Exercise instructions –
[1] List the names of every function that the code in the text on recursion over natural numbers in Lean defines with `def`.
[2] Continue the text on recursion over natural numbers in Lean, starting right after its final line.

This pattern of thought is typical for writing recursive functions on `Nat`

.
First, identify what to do for `zero`

.
Then, determine how to transform a result for an arbitrary `Nat`

into a result for its successor, and apply this transformation to the result of the recursive call.
This pattern is called *structural recursion*.

Unlike many languages, Lean ensures by default that every recursive function will eventually reach a base case.
From a programming perspective, this rules out accidental infinite loops.
But this feature is especially important when proving theorems, where infinite loops cause major difficulties.
A consequence of this is that Lean will not accept a version of `even`

that attempts to invoke itself recursively on the original number:

```
def evenLoops (n : Nat) : Bool :=
match n with
| Nat.zero => true
| Nat.succ k => not (evenLoops n)
```

The important part of the error message is that Lean could not determine that the recursive function always reaches a base case (because it doesn't).

```
fail to show termination for
evenLoops
with errors
structural recursion cannot be used
well-founded recursion cannot be used, 'evenLoops' does not take any (non-fixed) arguments
```

Even though addition takes two arguments, only one of them needs to be inspected.
To add zero to a number *n*, just return *n*.
To add the successor of *k* to *n*, take the successor of the result of adding *k* to *n*.

```
def plus (n : Nat) (k : Nat) : Nat :=
match k with
| Nat.zero => n
| Nat.succ k' => Nat.succ (plus n k')
```

In the definition of `plus`

, the name `k'`

is chosen to indicate that it is connected to, but not identical with, the argument `k`

.
For instance, walking through the evaluation of `plus 3 2`

yields the following steps:

```
plus 3 2
===>
plus 3 (Nat.succ (Nat.succ Nat.zero))
===>
match Nat.succ (Nat.succ Nat.zero) with
| Nat.zero => 3
| Nat.succ k' => Nat.succ (plus 3 k')
===>
Nat.succ (plus 3 (Nat.succ Nat.zero))
===>
Nat.succ (match Nat.succ Nat.zero with
| Nat.zero => 3
| Nat.succ k' => Nat.succ (plus 3 k'))
===>
Nat.succ (Nat.succ (plus 3 Nat.zero))
===>
Nat.succ (Nat.succ (match Nat.zero with
| Nat.zero => 3
| Nat.succ k' => Nat.succ (plus 3 k')))
===>
Nat.succ (Nat.succ 3)
===>
5
```

One way to think about addition is that *n* + *k* applies `Nat.succ`

*k* times to *n*.
Similarly, multiplication *n* × *k* adds *n* to itself *k* times and subtraction *n* - *k* takes *n*'s predecessor *k* times.

```
def times (n : Nat) (k : Nat) : Nat :=
match k with
| Nat.zero => Nat.zero
| Nat.succ k' => plus n (times n k')

Available data –
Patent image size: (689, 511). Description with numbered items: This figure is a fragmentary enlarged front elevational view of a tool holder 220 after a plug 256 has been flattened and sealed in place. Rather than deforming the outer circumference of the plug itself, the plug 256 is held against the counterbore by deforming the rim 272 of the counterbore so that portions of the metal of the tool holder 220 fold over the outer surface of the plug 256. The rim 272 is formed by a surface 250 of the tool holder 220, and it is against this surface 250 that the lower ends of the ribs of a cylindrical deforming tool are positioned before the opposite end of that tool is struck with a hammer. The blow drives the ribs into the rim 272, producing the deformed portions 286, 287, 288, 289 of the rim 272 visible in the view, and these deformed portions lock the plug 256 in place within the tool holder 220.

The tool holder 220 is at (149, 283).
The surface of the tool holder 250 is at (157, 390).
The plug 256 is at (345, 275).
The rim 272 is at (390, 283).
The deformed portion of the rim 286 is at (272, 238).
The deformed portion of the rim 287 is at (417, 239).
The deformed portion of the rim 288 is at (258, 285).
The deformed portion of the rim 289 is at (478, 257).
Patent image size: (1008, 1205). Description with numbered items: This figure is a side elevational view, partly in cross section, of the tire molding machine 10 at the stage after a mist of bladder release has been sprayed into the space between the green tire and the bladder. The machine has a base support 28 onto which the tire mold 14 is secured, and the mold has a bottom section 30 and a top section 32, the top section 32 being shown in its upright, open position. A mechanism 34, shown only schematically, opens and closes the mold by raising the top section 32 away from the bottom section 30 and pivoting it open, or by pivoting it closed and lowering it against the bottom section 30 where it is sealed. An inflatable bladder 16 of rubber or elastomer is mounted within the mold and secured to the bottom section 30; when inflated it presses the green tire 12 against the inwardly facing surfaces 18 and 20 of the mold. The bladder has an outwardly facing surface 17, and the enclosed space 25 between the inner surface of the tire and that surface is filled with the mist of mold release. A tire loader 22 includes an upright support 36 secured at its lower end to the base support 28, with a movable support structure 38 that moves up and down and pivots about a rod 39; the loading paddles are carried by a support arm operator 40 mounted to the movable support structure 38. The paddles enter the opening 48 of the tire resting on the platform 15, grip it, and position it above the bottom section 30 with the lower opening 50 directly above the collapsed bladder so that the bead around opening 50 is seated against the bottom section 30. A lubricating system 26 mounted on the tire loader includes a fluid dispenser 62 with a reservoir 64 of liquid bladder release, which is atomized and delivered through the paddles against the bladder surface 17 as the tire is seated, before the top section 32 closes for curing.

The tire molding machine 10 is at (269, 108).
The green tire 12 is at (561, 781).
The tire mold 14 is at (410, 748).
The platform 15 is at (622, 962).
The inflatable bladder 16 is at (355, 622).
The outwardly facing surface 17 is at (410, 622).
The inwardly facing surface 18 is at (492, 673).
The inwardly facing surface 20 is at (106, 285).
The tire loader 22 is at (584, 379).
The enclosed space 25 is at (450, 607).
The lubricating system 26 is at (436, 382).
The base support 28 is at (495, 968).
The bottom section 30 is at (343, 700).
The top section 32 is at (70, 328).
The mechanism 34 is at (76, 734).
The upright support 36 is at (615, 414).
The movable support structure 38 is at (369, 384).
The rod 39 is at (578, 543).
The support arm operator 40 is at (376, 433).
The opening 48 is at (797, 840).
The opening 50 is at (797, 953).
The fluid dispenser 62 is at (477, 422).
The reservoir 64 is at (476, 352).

Your responses –
[1] evenLoops, plus, times

[2]
def minus (n : Nat) (k : Nat) : Nat :=
match k with
| Nat.zero => n
| Nat.succ k' => pred (minus n k')
```

Not every function can be easily written using structural recursion.
The understanding of addition as iterated `Nat.succ`

, multiplication as iterated addition, and subtraction as iterated predecessor suggests an implementation of division as iterated subtraction.
In this case, if the numerator is less that the divisor, the result is zero.
Otherwise, the result is the successor of dividing the numerator minus the divisor by the divisor.

```
def div (n : Nat) (k : Nat) : Nat :=
if n < k then
0
else Nat.succ (div (n - k) k)
```

This program terminates for all inputs, as it always makes progress towards the base case.
However, it is not structurally recursive, because it doesn't follow the pattern of finding a result for zero and transforming a result for a smaller `Nat`

into a result for its successor.
In particular, the recursive invocation of the function is applied to the result of another function call, rather than to an input constructor's argument.
Thus, Lean rejects it with the following message:

```
fail to show termination for
div
with errors
argument #1 was not used for structural recursion
failed to eliminate recursive application
div (n - k) k
argument #2 was not used for structural recursion
failed to eliminate recursive application
div (n - k) k
structural recursion cannot be used
failed to prove termination, use `termination_by` to specify a well-founded relation
```

This message means that `div`

requires a manual proof of termination.
This topic will be explored in a later chapter.